__Written request__:
Read the lines that follow and pick out every one containing the word "gian".

[Dataset items]
==============================

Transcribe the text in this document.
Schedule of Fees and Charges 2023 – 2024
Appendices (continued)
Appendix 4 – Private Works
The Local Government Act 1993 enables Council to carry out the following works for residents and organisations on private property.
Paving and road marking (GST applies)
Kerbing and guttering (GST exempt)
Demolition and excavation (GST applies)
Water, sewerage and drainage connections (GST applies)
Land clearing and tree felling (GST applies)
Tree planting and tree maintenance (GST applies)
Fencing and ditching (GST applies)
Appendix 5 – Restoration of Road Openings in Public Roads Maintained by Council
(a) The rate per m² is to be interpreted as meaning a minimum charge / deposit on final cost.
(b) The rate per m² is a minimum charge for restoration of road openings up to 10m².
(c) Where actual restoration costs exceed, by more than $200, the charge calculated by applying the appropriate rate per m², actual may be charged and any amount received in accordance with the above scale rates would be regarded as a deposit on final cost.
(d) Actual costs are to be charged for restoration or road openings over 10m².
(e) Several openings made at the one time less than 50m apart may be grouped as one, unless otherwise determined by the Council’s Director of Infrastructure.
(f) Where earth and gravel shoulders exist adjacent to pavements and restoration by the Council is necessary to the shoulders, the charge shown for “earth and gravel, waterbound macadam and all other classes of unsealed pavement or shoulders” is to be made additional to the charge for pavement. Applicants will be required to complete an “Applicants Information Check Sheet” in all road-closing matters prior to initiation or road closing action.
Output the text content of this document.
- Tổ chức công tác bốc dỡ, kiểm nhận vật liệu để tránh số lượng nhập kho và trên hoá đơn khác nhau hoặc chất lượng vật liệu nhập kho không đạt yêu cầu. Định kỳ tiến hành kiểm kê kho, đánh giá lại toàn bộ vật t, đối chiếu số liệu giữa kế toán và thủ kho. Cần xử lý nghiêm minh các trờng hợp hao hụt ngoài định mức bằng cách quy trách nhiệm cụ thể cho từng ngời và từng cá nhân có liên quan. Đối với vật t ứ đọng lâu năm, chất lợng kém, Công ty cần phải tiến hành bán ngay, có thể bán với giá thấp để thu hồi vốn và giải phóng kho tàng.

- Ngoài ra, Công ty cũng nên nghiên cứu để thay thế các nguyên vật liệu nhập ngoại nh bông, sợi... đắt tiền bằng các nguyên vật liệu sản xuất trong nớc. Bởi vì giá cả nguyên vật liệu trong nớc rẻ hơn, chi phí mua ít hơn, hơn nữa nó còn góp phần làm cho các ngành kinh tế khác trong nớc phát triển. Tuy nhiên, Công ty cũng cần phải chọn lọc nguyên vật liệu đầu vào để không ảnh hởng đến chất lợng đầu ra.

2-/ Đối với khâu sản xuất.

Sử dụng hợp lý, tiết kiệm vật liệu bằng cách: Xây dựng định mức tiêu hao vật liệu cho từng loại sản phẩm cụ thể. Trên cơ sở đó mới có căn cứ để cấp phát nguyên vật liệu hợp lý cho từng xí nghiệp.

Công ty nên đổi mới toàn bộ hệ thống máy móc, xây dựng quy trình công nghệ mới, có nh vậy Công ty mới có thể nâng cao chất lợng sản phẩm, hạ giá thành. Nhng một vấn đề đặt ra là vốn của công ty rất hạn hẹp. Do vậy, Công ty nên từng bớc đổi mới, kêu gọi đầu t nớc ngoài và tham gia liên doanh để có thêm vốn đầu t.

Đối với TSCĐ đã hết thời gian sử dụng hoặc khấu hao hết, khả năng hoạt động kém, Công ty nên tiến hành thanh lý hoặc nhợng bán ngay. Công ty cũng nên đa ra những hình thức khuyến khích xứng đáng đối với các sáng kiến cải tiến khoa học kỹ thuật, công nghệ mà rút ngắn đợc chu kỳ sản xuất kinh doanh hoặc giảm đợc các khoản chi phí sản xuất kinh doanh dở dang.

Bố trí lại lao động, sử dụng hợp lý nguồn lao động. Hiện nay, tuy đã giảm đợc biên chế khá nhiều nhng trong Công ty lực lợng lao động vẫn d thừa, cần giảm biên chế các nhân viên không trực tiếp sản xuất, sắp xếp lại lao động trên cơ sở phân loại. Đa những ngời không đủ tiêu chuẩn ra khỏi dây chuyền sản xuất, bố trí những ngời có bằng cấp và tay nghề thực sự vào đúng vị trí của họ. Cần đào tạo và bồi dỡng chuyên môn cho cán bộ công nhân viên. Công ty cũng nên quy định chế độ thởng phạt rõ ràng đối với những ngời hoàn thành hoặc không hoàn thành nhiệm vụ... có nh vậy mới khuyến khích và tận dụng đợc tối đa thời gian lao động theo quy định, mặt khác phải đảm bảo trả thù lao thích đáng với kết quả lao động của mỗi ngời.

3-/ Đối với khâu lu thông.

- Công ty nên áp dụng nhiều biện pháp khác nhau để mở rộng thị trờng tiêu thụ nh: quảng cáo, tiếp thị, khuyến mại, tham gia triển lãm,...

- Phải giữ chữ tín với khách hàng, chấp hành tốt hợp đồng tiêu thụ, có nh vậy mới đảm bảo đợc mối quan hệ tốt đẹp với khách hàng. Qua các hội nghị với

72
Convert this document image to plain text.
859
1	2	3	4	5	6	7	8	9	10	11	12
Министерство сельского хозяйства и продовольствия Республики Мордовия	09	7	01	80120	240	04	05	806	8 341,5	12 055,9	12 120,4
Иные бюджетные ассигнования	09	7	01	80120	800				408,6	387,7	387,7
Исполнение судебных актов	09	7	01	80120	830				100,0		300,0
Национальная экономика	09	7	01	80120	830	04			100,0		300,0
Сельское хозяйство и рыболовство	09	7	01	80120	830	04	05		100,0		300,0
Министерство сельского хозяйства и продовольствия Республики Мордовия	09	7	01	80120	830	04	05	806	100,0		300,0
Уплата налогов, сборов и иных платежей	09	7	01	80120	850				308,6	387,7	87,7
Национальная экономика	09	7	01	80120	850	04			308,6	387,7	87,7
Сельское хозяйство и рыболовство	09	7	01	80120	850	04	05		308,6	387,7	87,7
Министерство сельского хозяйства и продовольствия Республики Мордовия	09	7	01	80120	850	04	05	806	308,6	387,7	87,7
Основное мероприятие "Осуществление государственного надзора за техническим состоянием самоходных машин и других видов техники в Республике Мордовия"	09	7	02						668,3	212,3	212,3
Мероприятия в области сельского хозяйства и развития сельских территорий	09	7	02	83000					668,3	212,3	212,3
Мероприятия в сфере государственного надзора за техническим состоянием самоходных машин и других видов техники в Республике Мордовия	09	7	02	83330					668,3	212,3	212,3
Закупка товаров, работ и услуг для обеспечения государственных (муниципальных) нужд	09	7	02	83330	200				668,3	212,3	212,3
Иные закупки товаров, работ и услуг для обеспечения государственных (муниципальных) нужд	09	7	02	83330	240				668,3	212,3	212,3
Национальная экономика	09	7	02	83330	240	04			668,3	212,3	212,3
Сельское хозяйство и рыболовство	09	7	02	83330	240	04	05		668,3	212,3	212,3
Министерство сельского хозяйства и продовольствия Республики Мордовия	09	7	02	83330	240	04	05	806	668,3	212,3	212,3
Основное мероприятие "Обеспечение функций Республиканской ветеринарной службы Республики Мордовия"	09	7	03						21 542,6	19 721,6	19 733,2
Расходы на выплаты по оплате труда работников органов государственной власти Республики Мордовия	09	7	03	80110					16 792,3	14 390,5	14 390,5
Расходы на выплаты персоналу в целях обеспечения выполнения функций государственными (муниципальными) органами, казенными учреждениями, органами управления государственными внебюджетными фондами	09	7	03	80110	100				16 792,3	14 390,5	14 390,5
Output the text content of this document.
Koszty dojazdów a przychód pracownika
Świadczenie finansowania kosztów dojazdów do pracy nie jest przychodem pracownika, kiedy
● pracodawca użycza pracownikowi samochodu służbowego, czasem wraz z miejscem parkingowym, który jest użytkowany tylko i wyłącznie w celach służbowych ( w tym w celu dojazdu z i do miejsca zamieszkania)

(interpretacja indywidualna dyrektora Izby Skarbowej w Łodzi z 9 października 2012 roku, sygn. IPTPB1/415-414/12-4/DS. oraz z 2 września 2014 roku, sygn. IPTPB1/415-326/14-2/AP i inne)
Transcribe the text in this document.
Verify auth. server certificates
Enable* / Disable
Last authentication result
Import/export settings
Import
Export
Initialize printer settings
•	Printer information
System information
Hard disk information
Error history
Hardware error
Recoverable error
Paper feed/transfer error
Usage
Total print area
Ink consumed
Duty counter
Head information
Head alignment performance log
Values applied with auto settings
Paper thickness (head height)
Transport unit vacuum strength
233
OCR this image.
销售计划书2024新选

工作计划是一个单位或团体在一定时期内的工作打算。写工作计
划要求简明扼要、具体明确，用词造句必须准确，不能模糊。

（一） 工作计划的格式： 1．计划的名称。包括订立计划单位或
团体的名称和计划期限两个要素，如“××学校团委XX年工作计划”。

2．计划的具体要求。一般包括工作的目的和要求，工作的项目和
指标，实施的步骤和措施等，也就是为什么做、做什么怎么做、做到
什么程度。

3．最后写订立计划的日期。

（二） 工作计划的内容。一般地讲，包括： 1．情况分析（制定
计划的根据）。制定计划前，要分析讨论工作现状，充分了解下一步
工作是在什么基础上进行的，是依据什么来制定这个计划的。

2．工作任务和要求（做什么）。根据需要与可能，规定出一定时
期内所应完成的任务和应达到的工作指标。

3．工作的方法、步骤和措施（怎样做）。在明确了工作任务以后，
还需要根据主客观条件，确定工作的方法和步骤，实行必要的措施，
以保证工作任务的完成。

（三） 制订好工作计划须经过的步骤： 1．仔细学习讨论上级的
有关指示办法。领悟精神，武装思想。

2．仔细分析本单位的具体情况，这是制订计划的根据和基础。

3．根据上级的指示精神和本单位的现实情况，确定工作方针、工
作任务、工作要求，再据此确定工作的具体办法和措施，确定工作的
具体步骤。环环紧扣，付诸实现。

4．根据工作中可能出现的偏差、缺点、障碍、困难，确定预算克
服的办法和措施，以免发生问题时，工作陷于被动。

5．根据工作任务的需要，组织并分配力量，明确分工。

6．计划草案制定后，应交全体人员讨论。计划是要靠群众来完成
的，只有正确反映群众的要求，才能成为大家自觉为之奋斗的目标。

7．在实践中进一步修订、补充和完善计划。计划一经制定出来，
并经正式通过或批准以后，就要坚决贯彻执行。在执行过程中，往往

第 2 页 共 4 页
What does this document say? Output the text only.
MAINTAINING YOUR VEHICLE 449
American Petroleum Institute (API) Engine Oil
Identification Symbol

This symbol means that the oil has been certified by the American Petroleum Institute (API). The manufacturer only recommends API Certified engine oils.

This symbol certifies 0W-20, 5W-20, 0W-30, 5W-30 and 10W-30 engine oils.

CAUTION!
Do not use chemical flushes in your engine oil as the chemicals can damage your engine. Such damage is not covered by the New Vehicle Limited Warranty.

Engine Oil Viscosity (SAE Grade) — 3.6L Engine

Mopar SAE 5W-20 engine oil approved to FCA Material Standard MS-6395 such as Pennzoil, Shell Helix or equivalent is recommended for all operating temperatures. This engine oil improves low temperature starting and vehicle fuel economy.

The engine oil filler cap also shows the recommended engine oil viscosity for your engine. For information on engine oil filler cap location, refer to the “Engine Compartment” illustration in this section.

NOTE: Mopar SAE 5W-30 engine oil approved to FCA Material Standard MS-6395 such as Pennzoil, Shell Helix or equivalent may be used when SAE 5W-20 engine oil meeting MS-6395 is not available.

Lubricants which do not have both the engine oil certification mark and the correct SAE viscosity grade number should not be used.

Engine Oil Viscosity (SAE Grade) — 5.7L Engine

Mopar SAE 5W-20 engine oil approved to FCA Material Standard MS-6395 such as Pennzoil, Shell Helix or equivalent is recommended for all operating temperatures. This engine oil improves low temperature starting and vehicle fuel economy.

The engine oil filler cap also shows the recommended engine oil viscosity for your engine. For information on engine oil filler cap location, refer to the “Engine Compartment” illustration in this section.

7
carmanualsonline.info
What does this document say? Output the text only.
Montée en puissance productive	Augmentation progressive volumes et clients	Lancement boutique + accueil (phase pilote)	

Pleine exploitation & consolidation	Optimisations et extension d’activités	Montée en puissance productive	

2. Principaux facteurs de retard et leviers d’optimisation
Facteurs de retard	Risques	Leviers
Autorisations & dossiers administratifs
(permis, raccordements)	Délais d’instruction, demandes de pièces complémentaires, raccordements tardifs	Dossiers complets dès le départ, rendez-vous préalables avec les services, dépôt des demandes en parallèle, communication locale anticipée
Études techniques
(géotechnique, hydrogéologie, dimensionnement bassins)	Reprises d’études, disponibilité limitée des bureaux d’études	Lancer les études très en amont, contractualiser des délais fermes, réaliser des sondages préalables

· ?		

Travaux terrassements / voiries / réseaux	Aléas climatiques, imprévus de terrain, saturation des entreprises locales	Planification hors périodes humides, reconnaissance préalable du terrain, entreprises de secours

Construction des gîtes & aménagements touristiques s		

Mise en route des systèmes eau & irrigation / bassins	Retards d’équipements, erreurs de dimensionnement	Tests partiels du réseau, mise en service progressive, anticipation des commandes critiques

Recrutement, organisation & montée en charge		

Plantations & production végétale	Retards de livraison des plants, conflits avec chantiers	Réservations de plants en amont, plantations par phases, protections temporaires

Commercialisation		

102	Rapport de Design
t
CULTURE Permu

==============================

__Correct answer__:
Đối với TSCĐ đã hết thời gian sử dụng hoặc khấu hao hết, khả năng hoạt động kém, Công ty nên tiến hành thanh lý hoặc nhợng bán ngay. Công ty cũng nên đa ra những hình thức khuyến khích xứng đáng đối với các sáng kiến cải tiến khoa học kỹ thuật, công nghệ mà rút ngắn đợc chu kỳ sản xuất kinh doanh hoặc giảm đợc các khoản chi phí sản xuất kinh doanh dở dang.
Bố trí lại lao động, sử dụng hợp lý nguồn lao động. Hiện nay, tuy đã giảm đợc biên chế khá nhiều nhng trong Công ty lực lợng lao động vẫn d thừa, cần giảm biên chế các nhân viên không trực tiếp sản xuất, sắp xếp lại lao động trên cơ sở phân loại. Đa những ngời không đủ tiêu chuẩn ra khỏi dây chuyền sản xuất, bố trí những ngời có bằng cấp và tay nghề thực sự vào đúng vị trí của họ. Cần đào tạo và bồi dỡng chuyên môn cho cán bộ công nhân viên. Công ty cũng nên quy định chế độ thởng phạt rõ ràng đối với những ngời hoàn thành hoặc không hoàn thành nhiệm vụ... có nh vậy mới khuyến khích và tận dụng đợc tối đa thời gian lao động theo quy định, mặt khác phải đảm bảo trả thù lao thích đáng với kết quả lao động của mỗi ngời.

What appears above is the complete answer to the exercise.